◆ Prompt
Where a line of the entries holds the string "Street", copy that line.

(Transcript entries for document pages)
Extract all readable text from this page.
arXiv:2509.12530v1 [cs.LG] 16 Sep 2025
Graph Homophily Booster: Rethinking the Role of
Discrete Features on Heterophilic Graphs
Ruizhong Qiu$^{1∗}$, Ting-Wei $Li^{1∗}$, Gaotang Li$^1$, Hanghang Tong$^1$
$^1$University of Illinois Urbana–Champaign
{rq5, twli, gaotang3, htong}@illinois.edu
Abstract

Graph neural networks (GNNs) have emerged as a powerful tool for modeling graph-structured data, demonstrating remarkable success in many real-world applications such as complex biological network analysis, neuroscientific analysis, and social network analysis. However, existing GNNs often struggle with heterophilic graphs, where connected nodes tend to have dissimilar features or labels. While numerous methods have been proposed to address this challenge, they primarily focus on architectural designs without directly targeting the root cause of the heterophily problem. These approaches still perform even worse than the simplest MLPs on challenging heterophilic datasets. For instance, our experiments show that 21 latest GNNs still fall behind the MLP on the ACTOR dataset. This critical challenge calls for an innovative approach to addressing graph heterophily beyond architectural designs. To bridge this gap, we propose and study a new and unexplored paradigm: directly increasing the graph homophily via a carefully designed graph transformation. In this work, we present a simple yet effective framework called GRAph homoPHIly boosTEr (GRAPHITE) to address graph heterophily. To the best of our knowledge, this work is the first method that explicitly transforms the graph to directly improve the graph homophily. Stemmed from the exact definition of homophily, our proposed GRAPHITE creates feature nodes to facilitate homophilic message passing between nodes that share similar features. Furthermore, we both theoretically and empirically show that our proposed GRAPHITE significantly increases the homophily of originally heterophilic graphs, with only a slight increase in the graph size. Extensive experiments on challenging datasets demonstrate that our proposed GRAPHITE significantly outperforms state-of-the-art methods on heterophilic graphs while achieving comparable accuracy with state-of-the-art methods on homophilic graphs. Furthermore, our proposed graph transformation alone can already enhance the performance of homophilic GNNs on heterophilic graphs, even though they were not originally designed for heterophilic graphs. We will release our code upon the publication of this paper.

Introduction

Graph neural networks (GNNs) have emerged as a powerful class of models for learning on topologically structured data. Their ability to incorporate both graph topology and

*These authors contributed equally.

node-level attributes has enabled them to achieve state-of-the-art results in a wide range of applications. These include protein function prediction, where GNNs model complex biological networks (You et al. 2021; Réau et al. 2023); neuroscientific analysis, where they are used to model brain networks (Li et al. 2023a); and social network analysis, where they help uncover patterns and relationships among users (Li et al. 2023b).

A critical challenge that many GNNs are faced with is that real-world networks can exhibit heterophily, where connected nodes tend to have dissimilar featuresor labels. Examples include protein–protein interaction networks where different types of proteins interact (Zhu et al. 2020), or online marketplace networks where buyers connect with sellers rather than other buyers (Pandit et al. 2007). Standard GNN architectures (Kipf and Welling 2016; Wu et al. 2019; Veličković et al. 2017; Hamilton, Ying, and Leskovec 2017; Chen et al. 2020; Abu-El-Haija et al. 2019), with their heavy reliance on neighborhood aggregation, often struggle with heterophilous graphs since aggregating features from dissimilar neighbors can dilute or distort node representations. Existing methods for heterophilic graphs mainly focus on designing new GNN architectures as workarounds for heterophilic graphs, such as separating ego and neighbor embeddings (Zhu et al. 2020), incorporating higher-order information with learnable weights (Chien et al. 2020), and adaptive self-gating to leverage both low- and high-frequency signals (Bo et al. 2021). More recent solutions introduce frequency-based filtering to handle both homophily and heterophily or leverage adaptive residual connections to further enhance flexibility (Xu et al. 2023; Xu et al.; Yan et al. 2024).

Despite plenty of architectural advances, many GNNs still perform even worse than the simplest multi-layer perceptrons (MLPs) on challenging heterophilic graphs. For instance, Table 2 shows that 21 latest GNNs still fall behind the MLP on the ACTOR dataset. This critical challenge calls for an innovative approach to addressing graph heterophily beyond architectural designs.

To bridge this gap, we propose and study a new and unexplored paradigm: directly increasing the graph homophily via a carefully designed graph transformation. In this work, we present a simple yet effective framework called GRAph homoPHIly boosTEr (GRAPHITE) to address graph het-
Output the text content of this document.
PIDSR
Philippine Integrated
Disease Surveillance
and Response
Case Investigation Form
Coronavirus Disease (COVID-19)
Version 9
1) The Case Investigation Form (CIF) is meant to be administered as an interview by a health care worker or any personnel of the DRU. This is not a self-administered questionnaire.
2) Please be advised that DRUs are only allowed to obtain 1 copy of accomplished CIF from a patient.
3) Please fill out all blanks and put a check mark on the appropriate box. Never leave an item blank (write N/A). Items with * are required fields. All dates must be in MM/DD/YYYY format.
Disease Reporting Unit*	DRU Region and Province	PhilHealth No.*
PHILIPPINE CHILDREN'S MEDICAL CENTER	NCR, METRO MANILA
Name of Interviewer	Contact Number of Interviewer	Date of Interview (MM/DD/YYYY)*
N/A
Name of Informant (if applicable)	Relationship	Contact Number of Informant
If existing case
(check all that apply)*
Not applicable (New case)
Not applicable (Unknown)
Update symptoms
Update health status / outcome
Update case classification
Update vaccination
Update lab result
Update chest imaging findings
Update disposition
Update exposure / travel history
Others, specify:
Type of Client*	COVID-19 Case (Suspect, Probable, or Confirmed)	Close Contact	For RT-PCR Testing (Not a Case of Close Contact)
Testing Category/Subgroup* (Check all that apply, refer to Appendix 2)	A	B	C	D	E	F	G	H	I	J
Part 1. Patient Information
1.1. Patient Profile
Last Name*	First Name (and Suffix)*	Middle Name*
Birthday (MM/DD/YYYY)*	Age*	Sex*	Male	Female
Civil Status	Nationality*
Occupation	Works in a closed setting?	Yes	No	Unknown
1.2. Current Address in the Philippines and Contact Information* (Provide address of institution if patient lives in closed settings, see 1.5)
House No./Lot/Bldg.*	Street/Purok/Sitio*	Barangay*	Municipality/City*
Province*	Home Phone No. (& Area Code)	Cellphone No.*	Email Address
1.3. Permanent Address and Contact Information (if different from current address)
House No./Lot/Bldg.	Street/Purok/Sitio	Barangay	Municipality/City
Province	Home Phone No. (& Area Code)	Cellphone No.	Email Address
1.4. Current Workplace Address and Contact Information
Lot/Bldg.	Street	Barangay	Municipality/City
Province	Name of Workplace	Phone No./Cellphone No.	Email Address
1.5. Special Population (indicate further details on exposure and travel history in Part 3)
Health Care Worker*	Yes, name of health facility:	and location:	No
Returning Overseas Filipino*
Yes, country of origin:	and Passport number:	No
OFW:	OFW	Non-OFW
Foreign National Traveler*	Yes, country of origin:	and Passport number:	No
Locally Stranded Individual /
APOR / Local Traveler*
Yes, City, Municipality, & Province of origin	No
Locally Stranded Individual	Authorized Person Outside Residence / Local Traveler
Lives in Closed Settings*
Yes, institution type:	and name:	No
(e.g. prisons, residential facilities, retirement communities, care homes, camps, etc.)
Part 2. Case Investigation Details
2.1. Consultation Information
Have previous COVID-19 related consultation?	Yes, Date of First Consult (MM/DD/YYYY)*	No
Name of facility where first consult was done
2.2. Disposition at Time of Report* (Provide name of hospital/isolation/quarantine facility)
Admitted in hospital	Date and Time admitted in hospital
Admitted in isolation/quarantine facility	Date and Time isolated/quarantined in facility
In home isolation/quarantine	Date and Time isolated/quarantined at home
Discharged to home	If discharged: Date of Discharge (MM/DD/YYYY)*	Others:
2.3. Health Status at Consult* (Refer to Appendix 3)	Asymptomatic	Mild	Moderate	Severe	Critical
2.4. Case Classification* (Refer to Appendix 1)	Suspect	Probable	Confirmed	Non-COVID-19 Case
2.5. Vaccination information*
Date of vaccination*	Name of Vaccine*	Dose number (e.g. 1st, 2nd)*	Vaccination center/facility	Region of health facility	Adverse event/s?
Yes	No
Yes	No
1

◆ Solution for this exercise
House No./Lot/Bldg.*	Street/Purok/Sitio*	Barangay*	Municipality/City*
House No./Lot/Bldg.	Street/Purok/Sitio	Barangay	Municipality/City
Lot/Bldg.	Street	Barangay	Municipality/City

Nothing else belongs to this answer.